[Items from a data source]
--------------------------------
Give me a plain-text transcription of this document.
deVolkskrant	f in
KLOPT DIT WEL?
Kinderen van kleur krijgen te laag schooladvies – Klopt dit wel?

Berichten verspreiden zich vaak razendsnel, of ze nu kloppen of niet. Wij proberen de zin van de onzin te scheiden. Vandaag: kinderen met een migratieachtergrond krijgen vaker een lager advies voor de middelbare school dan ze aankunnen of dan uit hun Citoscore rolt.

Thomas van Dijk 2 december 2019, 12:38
--------------------------------
- [To do]:
Restate each record exactly as written.

- [Exercise solution]:
Give me a plain-text transcription of this document.
deVolkskrant	f in
KLOPT DIT WEL?
Kinderen van kleur krijgen te laag schooladvies – Klopt dit wel?

Berichten verspreiden zich vaak razendsnel, of ze nu kloppen of niet. Wij proberen de zin van de onzin te scheiden. Vandaag: kinderen met een migratieachtergrond krijgen vaker een lager advies voor de middelbare school dan ze aankunnen of dan uit hun Citoscore rolt.

Thomas van Dijk 2 december 2019, 12:38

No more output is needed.